INSTRUCTIONS TO FOLLOW: Output the records exactly. Include every line.

[Extracted data entries]
---

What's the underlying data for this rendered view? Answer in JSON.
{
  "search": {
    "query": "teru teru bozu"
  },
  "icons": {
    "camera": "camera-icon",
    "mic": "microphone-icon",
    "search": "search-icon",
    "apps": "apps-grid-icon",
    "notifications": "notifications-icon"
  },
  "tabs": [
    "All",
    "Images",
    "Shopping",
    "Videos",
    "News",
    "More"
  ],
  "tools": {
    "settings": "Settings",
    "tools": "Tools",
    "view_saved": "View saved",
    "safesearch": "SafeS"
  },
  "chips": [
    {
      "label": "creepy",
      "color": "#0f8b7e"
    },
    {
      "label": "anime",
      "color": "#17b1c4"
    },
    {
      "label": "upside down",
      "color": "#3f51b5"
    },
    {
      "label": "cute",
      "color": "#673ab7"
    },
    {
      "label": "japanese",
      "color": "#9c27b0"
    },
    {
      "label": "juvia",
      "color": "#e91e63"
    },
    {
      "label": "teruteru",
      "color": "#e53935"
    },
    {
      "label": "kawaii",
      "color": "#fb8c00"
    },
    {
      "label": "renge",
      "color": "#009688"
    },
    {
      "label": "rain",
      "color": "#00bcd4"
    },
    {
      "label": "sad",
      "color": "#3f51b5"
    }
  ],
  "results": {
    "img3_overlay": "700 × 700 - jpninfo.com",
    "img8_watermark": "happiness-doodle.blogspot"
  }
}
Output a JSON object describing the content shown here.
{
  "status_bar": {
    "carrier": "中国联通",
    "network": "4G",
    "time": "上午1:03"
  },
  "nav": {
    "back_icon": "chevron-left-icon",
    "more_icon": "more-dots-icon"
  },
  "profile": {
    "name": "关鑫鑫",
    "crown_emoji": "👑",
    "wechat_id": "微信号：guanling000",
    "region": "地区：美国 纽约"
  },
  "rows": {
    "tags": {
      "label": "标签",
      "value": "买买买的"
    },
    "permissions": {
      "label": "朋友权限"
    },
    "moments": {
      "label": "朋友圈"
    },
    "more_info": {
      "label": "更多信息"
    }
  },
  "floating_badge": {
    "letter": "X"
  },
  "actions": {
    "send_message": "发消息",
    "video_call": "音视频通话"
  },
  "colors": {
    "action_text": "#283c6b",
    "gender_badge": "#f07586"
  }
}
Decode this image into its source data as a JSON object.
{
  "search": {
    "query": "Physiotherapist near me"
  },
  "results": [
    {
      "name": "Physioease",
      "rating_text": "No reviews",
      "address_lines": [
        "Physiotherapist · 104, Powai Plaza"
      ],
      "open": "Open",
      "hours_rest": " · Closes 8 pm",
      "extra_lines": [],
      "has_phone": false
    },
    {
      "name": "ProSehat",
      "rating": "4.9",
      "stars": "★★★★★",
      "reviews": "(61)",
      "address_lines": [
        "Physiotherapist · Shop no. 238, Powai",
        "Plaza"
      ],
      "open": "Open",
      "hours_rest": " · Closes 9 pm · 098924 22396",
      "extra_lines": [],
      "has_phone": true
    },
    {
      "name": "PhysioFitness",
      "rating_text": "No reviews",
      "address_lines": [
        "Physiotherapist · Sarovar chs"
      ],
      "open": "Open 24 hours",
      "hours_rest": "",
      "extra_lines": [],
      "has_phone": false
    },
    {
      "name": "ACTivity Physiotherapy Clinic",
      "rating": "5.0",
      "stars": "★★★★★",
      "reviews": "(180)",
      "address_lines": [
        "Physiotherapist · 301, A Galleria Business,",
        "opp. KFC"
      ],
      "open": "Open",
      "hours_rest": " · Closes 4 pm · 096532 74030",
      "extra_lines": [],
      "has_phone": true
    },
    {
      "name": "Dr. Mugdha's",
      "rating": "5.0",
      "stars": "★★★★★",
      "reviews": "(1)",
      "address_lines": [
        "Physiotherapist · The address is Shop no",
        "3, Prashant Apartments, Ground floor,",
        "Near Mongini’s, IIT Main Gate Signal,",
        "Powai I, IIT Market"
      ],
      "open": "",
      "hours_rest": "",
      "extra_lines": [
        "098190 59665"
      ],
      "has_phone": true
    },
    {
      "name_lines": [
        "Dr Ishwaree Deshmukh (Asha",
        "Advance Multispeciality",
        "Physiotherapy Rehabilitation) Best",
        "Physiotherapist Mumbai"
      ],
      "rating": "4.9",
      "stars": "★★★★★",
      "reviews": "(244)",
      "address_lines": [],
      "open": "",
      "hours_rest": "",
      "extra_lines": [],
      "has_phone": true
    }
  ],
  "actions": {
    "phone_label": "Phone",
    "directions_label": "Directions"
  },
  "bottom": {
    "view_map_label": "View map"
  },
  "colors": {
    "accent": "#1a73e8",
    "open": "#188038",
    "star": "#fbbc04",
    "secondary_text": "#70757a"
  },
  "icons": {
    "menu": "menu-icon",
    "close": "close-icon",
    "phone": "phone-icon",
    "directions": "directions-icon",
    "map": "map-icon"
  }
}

---

PROBLEM SOLUTION:
What's the underlying data for this rendered view? Answer in JSON.
{
  "search": {
    "query": "teru teru bozu"
  },
  "icons": {
    "camera": "camera-icon",
    "mic": "microphone-icon",
    "search": "search-icon",
    "apps": "apps-grid-icon",
    "notifications": "notifications-icon"
  },
  "tabs": [
    "All",
    "Images",
    "Shopping",
    "Videos",
    "News",
    "More"
  ],
  "tools": {
    "settings": "Settings",
    "tools": "Tools",
    "view_saved": "View saved",
    "safesearch": "SafeS"
  },
  "chips": [
    {
      "label": "creepy",
      "color": "#0f8b7e"
    },
    {
      "label": "anime",
      "color": "#17b1c4"
    },
    {
      "label": "upside down",
      "color": "#3f51b5"
    },
    {
      "label": "cute",
      "color": "#673ab7"
    },
    {
      "label": "japanese",
      "color": "#9c27b0"
    },
    {
      "label": "juvia",
      "color": "#e91e63"
    },
    {
      "label": "teruteru",
      "color": "#e53935"
    },
    {
      "label": "kawaii",
      "color": "#fb8c00"
    },
    {
      "label": "renge",
      "color": "#009688"
    },
    {
      "label": "rain",
      "color": "#00bcd4"
    },
    {
      "label": "sad",
      "color": "#3f51b5"
    }
  ],
  "results": {
    "img3_overlay": "700 × 700 - jpninfo.com",
    "img8_watermark": "happiness-doodle.blogspot"
  }
}
Output a JSON object describing the content shown here.
{
  "status_bar": {
    "carrier": "中国联通",
    "network": "4G",
    "time": "上午1:03"
  },
  "nav": {
    "back_icon": "chevron-left-icon",
    "more_icon": "more-dots-icon"
  },
  "profile": {
    "name": "关鑫鑫",
    "crown_emoji": "👑",
    "wechat_id": "微信号：guanling000",
    "region": "地区：美国 纽约"
  },
  "rows": {
    "tags": {
      "label": "标签",
      "value": "买买买的"
    },
    "permissions": {
      "label": "朋友权限"
    },
    "moments": {
      "label": "朋友圈"
    },
    "more_info": {
      "label": "更多信息"
    }
  },
  "floating_badge": {
    "letter": "X"
  },
  "actions": {
    "send_message": "发消息",
    "video_call": "音视频通话"
  },
  "colors": {
    "action_text": "#283c6b",
    "gender_badge": "#f07586"
  }
}
Decode this image into its source data as a JSON object.
{
  "search": {
    "query": "Physiotherapist near me"
  },
  "results": [
    {
      "name": "Physioease",
      "rating_text": "No reviews",
      "address_lines": [
        "Physiotherapist · 104, Powai Plaza"
      ],
      "open": "Open",
      "hours_rest": " · Closes 8 pm",
      "extra_lines": [],
      "has_phone": false
    },
    {
      "name": "ProSehat",
      "rating": "4.9",
      "stars": "★★★★★",
      "reviews": "(61)",
      "address_lines": [
        "Physiotherapist · Shop no. 238, Powai",
        "Plaza"
      ],
      "open": "Open",
      "hours_rest": " · Closes 9 pm · 098924 22396",
      "extra_lines": [],
      "has_phone": true
    },
    {
      "name": "PhysioFitness",
      "rating_text": "No reviews",
      "address_lines": [
        "Physiotherapist · Sarovar chs"
      ],
      "open": "Open 24 hours",
      "hours_rest": "",
      "extra_lines": [],
      "has_phone": false
    },
    {
      "name": "ACTivity Physiotherapy Clinic",
      "rating": "5.0",
      "stars": "★★★★★",
      "reviews": "(180)",
      "address_lines": [
        "Physiotherapist · 301, A Galleria Business,",
        "opp. KFC"
      ],
      "open": "Open",
      "hours_rest": " · Closes 4 pm · 096532 74030",
      "extra_lines": [],
      "has_phone": true
    },
    {
      "name": "Dr. Mugdha's",
      "rating": "5.0",
      "stars": "★★★★★",
      "reviews": "(1)",
      "address_lines": [
        "Physiotherapist · The address is Shop no",
        "3, Prashant Apartments, Ground floor,",
        "Near Mongini’s, IIT Main Gate Signal,",
        "Powai I, IIT Market"
      ],
      "open": "",
      "hours_rest": "",
      "extra_lines": [
        "098190 59665"
      ],
      "has_phone": true
    },
    {
      "name_lines": [
        "Dr Ishwaree Deshmukh (Asha",
        "Advance Multispeciality",
        "Physiotherapy Rehabilitation) Best",
        "Physiotherapist Mumbai"
      ],
      "rating": "4.9",
      "stars": "★★★★★",
      "reviews": "(244)",
      "address_lines": [],
      "open": "",
      "hours_rest": "",
      "extra_lines": [],
      "has_phone": true
    }
  ],
  "actions": {
    "phone_label": "Phone",
    "directions_label": "Directions"
  },
  "bottom": {
    "view_map_label": "View map"
  },
  "colors": {
    "accent": "#1a73e8",
    "open": "#188038",
    "star": "#fbbc04",
    "secondary_text": "#70757a"
  },
  "icons": {
    "menu": "menu-icon",
    "close": "close-icon",
    "phone": "phone-icon",
    "directions": "directions-icon",
    "map": "map-icon"
  }
}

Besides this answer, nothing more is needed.